**INSTRUCTIONS FOR THE TASK**: Copy out the entries below precisely; nothing is to be omitted.

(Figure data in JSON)
══════════════════════════════

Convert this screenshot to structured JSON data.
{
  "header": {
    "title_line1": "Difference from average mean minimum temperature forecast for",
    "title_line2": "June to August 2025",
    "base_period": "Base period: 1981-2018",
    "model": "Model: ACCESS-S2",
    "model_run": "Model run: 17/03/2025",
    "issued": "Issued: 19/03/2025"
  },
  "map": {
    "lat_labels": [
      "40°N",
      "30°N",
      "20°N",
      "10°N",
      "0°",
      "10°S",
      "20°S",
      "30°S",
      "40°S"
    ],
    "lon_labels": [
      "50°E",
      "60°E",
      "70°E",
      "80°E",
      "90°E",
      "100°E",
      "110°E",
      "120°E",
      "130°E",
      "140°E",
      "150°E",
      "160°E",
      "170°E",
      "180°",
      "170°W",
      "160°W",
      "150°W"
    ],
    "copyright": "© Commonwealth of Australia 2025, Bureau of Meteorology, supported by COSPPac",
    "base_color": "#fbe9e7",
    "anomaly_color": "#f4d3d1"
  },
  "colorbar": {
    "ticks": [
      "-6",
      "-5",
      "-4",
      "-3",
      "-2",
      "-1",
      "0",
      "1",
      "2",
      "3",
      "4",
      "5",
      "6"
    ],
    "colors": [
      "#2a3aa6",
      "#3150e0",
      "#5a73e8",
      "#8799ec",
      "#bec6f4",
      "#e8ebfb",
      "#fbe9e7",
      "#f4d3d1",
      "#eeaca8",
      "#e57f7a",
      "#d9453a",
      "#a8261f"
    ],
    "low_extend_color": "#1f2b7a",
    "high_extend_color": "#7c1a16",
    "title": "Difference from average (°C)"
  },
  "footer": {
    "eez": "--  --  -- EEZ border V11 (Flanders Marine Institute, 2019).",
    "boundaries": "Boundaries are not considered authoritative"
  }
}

══════════════════════════════

**SOLUTION**:
Convert this screenshot to structured JSON data.
{
  "header": {
    "title_line1": "Difference from average mean minimum temperature forecast for",
    "title_line2": "June to August 2025",
    "base_period": "Base period: 1981-2018",
    "model": "Model: ACCESS-S2",
    "model_run": "Model run: 17/03/2025",
    "issued": "Issued: 19/03/2025"
  },
  "map": {
    "lat_labels": [
      "40°N",
      "30°N",
      "20°N",
      "10°N",
      "0°",
      "10°S",
      "20°S",
      "30°S",
      "40°S"
    ],
    "lon_labels": [
      "50°E",
      "60°E",
      "70°E",
      "80°E",
      "90°E",
      "100°E",
      "110°E",
      "120°E",
      "130°E",
      "140°E",
      "150°E",
      "160°E",
      "170°E",
      "180°",
      "170°W",
      "160°W",
      "150°W"
    ],
    "copyright": "© Commonwealth of Australia 2025, Bureau of Meteorology, supported by COSPPac",
    "base_color": "#fbe9e7",
    "anomaly_color": "#f4d3d1"
  },
  "colorbar": {
    "ticks": [
      "-6",
      "-5",
      "-4",
      "-3",
      "-2",
      "-1",
      "0",
      "1",
      "2",
      "3",
      "4",
      "5",
      "6"
    ],
    "colors": [
      "#2a3aa6",
      "#3150e0",
      "#5a73e8",
      "#8799ec",
      "#bec6f4",
      "#e8ebfb",
      "#fbe9e7",
      "#f4d3d1",
      "#eeaca8",
      "#e57f7a",
      "#d9453a",
      "#a8261f"
    ],
    "low_extend_color": "#1f2b7a",
    "high_extend_color": "#7c1a16",
    "title": "Difference from average (°C)"
  },
  "footer": {
    "eez": "--  --  -- EEZ border V11 (Flanders Marine Institute, 2019).",
    "boundaries": "Boundaries are not considered authoritative"
  }
}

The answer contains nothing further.